### Extracted material

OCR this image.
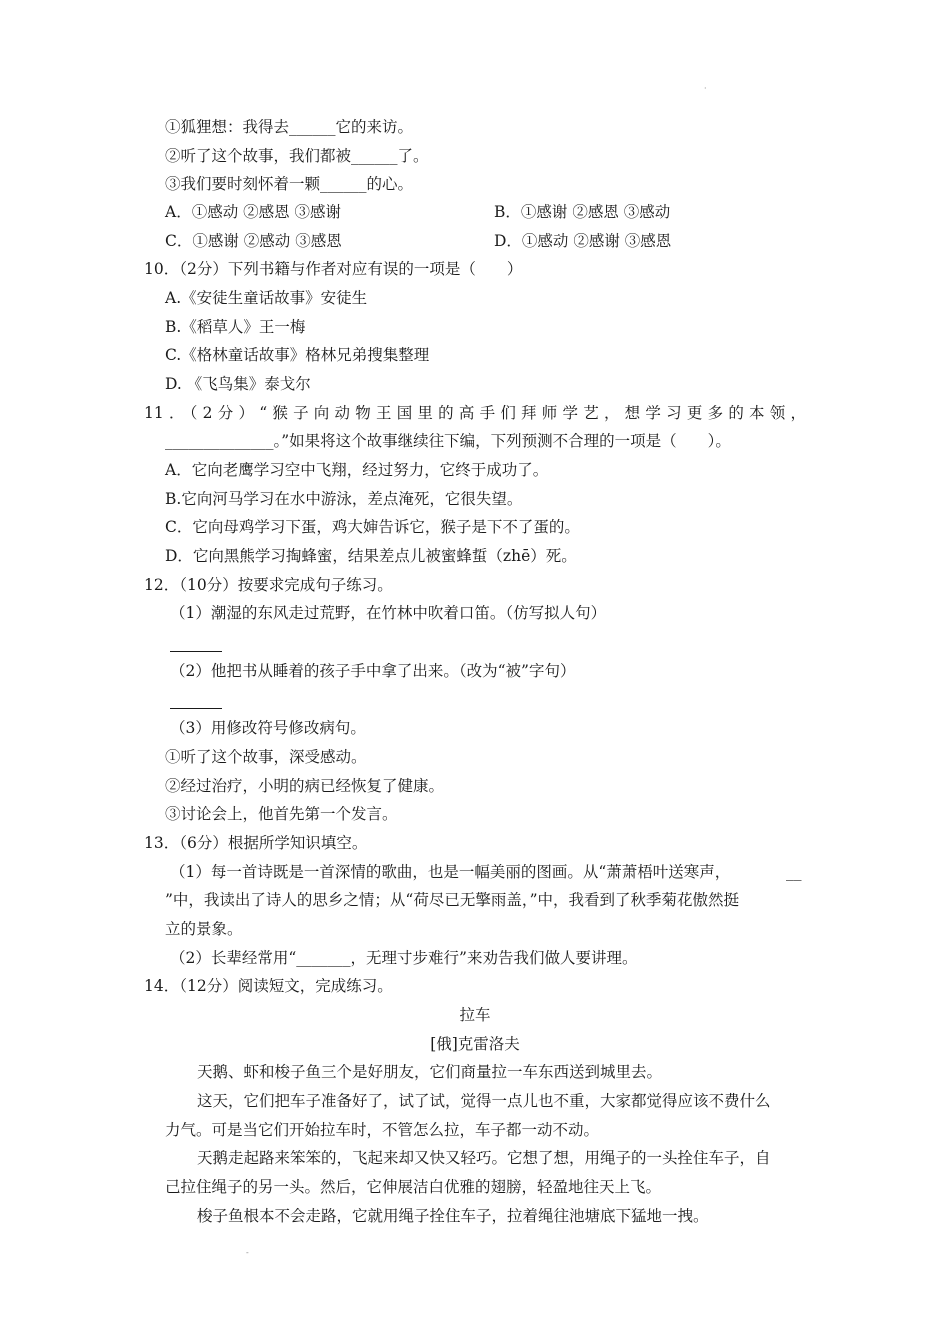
·
①狐狸想：我得去______它的来访。
②听了这个故事，我们都被______了。
③我们要时刻怀着一颗______的心。
A．①感动 ②感恩 ③感谢	B．①感谢 ②感恩 ③感动
C．①感谢 ②感动 ③感恩	D．①感动 ②感谢 ③感恩
10．（2分）下列书籍与作者对应有误的一项是（　　）
A.《安徒生童话故事》安徒生
B.《稻草人》王一梅
C.《格林童话故事》格林兄弟搜集整理
D. 《飞鸟集》泰戈尔
11．（2分）“猴子向动物王国里的高手们拜师学艺，想学习更多的本领，
______________。”如果将这个故事继续往下编，下列预测不合理的一项是（　　）。
A．它向老鹰学习空中飞翔，经过努力，它终于成功了。
B.它向河马学习在水中游泳，差点淹死，它很失望。
C．它向母鸡学习下蛋，鸡大婶告诉它，猴子是下不了蛋的。
D．它向黑熊学习掏蜂蜜，结果差点儿被蜜蜂蜇（zhē）死。
12．（10分）按要求完成句子练习。
（1）潮湿的东风走过荒野，在竹林中吹着口笛。（仿写拟人句）
（2）他把书从睡着的孩子手中拿了出来。（改为“被”字句）
（3）用修改符号修改病句。
①听了这个故事，深受感动。
②经过治疗，小明的病已经恢复了健康。
③讨论会上，他首先第一个发言。
13．（6分）根据所学知识填空。
（1）每一首诗既是一首深情的歌曲，也是一幅美丽的图画。从“萧萧梧叶送寒声，	__
”中，我读出了诗人的思乡之情；从“荷尽已无擎雨盖，”中，我看到了秋季菊花傲然挺
立的景象。
（2）长辈经常用“_______，无理寸步难行”来劝告我们做人要讲理。
14．（12分）阅读短文，完成练习。
拉车
[俄]克雷洛夫
天鹅、虾和梭子鱼三个是好朋友，它们商量拉一车东西送到城里去。
这天，它们把车子准备好了，试了试，觉得一点儿也不重，大家都觉得应该不费什么
力气。可是当它们开始拉车时，不管怎么拉，车子都一动不动。
天鹅走起路来笨笨的，飞起来却又快又轻巧。它想了想，用绳子的一头拴住车子，自
己拉住绳子的另一头。然后，它伸展洁白优雅的翅膀，轻盈地往天上飞。
梭子鱼根本不会走路，它就用绳子拴住车子，拉着绳往池塘底下猛地一拽。
-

### What to work on
Pictures in the records must not appear in the copy; transcribe everything else precisely.

### Answer for the task
OCR this image.
·
①狐狸想：我得去______它的来访。
②听了这个故事，我们都被______了。
③我们要时刻怀着一颗______的心。
A．①感动 ②感恩 ③感谢	B．①感谢 ②感恩 ③感动
C．①感谢 ②感动 ③感恩	D．①感动 ②感谢 ③感恩
10．（2分）下列书籍与作者对应有误的一项是（　　）
A.《安徒生童话故事》安徒生
B.《稻草人》王一梅
C.《格林童话故事》格林兄弟搜集整理
D. 《飞鸟集》泰戈尔
11．（2分）“猴子向动物王国里的高手们拜师学艺，想学习更多的本领，
______________。”如果将这个故事继续往下编，下列预测不合理的一项是（　　）。
A．它向老鹰学习空中飞翔，经过努力，它终于成功了。
B.它向河马学习在水中游泳，差点淹死，它很失望。
C．它向母鸡学习下蛋，鸡大婶告诉它，猴子是下不了蛋的。
D．它向黑熊学习掏蜂蜜，结果差点儿被蜜蜂蜇（zhē）死。
12．（10分）按要求完成句子练习。
（1）潮湿的东风走过荒野，在竹林中吹着口笛。（仿写拟人句）
（2）他把书从睡着的孩子手中拿了出来。（改为“被”字句）
（3）用修改符号修改病句。
①听了这个故事，深受感动。
②经过治疗，小明的病已经恢复了健康。
③讨论会上，他首先第一个发言。
13．（6分）根据所学知识填空。
（1）每一首诗既是一首深情的歌曲，也是一幅美丽的图画。从“萧萧梧叶送寒声，	__
”中，我读出了诗人的思乡之情；从“荷尽已无擎雨盖，”中，我看到了秋季菊花傲然挺
立的景象。
（2）长辈经常用“_______，无理寸步难行”来劝告我们做人要讲理。
14．（12分）阅读短文，完成练习。
拉车
[俄]克雷洛夫
天鹅、虾和梭子鱼三个是好朋友，它们商量拉一车东西送到城里去。
这天，它们把车子准备好了，试了试，觉得一点儿也不重，大家都觉得应该不费什么
力气。可是当它们开始拉车时，不管怎么拉，车子都一动不动。
天鹅走起路来笨笨的，飞起来却又快又轻巧。它想了想，用绳子的一头拴住车子，自
己拉住绳子的另一头。然后，它伸展洁白优雅的翅膀，轻盈地往天上飞。
梭子鱼根本不会走路，它就用绳子拴住车子，拉着绳往池塘底下猛地一拽。
-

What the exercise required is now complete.